EXERCISE GOAL
Check every line of the material below for the string "JSON", and return the ones that have it.

DATASET RECORDS
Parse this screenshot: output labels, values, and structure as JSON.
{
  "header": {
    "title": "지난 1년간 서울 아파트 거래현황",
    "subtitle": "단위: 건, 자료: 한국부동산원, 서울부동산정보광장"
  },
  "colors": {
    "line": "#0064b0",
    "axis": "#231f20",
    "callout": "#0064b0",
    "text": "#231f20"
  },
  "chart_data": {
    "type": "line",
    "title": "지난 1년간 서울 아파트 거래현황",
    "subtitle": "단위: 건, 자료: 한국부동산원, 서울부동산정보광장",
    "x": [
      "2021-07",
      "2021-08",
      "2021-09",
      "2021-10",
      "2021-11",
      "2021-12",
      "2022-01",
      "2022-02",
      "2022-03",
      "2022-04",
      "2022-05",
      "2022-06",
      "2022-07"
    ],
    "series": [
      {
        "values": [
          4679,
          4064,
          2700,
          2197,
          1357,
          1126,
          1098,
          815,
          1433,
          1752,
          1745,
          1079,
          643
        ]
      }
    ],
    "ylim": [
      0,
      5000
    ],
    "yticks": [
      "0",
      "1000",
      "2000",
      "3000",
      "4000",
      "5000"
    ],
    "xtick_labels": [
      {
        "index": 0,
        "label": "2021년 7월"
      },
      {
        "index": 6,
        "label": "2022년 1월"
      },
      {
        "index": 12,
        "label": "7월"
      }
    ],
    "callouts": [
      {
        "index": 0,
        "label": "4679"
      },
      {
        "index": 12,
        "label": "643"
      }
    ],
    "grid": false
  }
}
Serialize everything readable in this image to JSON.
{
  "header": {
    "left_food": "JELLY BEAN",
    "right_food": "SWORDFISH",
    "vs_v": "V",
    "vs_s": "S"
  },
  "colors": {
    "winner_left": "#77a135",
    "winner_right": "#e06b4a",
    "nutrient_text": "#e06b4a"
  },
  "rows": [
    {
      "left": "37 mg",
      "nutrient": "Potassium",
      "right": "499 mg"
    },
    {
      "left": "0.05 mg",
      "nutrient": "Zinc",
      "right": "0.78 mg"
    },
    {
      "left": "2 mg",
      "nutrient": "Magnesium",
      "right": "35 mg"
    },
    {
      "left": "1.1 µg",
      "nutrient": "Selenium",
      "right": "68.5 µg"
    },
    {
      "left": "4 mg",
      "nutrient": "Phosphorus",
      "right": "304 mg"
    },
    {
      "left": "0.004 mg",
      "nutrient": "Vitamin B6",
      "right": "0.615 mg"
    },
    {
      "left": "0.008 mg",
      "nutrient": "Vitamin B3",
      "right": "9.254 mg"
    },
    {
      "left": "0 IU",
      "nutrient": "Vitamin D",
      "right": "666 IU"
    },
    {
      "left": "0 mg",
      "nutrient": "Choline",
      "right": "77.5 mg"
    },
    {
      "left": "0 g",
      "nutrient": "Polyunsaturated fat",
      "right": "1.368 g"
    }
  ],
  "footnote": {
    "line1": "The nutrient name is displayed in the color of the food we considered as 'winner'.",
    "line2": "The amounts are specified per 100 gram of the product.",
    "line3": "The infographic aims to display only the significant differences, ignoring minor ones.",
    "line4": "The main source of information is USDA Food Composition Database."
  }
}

ANSWER
Parse this screenshot: output labels, values, and structure as JSON.
Serialize everything readable in this image to JSON.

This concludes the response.